→ **What is needed**: Collect all the lines that mention the word "this".

— start Records to use —

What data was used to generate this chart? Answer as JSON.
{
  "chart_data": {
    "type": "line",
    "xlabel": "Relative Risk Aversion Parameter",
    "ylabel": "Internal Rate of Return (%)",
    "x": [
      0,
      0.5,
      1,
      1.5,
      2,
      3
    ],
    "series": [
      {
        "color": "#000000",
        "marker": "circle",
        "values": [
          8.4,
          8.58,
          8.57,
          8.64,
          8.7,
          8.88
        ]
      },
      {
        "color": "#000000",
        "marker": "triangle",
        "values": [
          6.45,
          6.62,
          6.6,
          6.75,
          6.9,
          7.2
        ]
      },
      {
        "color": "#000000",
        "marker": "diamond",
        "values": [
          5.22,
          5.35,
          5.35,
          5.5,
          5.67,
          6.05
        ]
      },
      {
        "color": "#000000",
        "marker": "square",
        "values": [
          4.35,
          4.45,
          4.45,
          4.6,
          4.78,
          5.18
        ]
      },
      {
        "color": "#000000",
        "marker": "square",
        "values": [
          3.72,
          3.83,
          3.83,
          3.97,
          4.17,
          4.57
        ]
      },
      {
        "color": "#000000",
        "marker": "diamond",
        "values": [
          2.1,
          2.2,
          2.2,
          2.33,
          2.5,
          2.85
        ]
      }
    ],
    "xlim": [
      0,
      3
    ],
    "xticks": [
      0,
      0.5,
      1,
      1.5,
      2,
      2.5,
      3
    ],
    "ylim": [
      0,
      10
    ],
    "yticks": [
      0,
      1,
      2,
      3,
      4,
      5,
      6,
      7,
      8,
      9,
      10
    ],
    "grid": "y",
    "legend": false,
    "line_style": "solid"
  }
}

— end Records to use —
— start Records to use —

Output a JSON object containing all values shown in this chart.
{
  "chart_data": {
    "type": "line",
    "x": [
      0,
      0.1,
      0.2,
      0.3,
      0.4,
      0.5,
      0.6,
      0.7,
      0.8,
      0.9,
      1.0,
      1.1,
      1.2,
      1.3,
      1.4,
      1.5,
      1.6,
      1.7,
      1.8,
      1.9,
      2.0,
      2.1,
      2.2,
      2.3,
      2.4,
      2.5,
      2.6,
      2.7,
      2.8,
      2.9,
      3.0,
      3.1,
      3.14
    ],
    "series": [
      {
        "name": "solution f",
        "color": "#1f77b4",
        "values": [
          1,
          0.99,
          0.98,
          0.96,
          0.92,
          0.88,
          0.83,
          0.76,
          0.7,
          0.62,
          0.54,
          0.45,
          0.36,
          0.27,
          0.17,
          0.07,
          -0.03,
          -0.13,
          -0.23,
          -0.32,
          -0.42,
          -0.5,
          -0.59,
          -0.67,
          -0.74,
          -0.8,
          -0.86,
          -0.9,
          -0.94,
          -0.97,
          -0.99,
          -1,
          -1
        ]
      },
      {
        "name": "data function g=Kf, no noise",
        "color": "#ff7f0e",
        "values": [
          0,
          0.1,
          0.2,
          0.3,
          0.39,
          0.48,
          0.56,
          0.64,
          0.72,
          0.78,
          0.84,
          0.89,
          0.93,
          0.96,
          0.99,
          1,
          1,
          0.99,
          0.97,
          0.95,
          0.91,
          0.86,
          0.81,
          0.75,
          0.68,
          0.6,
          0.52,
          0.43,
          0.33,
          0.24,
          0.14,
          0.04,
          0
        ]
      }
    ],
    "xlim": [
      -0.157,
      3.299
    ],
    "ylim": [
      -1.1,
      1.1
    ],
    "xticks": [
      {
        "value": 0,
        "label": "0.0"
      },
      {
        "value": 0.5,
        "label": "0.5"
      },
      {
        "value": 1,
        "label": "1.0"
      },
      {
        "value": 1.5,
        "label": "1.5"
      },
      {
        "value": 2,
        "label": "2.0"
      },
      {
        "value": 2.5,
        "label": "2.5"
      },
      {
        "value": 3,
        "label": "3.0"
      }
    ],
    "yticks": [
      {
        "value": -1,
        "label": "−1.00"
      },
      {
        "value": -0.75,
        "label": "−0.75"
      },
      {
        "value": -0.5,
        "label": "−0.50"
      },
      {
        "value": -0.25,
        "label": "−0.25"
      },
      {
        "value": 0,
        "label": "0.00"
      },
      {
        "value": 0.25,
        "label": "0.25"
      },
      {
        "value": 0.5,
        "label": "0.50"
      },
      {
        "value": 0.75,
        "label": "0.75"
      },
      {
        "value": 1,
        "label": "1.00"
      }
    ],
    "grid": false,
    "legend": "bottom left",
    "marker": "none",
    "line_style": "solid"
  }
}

— end Records to use —

→ **Complete output**:
What data was used to generate this chart? Answer as JSON.
Output a JSON object containing all values shown in this chart.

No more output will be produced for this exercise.